WRITTEN PROBLEM: Find the lines in these entries that include the word "дрёмные" and state how many there are, with no other words.

[Dataset records]
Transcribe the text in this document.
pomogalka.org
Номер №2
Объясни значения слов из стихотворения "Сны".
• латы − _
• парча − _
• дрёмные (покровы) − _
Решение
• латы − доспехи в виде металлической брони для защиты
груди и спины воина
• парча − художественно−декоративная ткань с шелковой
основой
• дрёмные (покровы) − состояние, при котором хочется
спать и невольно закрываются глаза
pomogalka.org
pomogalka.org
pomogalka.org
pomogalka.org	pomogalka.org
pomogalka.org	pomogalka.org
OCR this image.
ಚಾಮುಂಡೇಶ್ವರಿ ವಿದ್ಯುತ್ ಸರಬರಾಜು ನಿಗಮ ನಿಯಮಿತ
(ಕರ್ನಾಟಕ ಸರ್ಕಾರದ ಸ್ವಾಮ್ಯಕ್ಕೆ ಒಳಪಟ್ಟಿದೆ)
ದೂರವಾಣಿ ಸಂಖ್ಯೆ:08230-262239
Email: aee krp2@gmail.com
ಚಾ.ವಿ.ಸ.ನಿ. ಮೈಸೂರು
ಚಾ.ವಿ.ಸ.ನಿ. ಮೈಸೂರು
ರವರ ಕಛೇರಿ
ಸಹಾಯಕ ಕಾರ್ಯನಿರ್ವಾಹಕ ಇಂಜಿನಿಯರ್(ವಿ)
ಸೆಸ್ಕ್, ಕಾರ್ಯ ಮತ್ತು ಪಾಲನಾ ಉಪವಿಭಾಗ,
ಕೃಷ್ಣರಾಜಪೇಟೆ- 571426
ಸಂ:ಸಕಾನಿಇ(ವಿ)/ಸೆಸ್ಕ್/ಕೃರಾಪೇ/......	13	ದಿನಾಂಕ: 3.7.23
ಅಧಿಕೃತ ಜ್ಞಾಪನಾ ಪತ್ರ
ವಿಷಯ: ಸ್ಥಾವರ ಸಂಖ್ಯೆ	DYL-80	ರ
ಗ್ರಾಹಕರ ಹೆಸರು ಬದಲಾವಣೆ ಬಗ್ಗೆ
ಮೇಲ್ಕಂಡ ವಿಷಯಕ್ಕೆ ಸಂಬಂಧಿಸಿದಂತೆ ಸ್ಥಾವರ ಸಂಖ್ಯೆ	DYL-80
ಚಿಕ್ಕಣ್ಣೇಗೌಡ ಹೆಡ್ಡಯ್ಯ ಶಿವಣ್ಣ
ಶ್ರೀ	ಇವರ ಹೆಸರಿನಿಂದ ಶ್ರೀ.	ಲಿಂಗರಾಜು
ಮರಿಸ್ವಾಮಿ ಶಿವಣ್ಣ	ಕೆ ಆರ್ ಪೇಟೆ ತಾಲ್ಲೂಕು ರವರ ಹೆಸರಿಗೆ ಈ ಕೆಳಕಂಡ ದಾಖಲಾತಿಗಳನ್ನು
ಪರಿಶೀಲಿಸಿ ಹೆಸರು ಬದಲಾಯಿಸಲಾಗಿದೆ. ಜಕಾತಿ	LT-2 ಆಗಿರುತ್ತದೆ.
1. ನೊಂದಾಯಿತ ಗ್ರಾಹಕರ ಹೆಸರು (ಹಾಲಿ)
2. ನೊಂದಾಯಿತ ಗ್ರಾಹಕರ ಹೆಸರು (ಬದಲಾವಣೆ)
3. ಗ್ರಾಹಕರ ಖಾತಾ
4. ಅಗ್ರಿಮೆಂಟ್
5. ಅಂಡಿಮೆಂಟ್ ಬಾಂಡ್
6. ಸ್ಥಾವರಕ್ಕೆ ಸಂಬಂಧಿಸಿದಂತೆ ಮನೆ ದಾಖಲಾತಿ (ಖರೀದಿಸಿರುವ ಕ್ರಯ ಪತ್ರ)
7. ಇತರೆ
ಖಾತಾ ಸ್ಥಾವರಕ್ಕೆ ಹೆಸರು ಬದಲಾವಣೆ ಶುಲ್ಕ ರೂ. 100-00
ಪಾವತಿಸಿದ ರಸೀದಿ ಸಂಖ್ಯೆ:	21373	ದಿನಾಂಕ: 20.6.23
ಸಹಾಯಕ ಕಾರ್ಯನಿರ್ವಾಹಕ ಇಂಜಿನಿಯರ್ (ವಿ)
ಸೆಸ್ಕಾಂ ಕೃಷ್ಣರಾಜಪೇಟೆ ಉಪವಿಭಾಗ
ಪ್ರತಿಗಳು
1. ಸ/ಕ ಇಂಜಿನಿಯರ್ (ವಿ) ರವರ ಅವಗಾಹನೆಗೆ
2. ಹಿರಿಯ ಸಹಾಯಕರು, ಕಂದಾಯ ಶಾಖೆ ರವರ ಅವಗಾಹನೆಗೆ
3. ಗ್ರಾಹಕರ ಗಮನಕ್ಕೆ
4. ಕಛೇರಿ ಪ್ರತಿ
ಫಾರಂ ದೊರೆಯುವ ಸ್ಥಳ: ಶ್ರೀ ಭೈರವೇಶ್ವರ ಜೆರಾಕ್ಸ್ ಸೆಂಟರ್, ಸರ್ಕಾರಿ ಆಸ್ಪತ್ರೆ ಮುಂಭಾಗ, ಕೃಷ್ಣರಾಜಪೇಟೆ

ANSWER TO THE PROBLEM: 2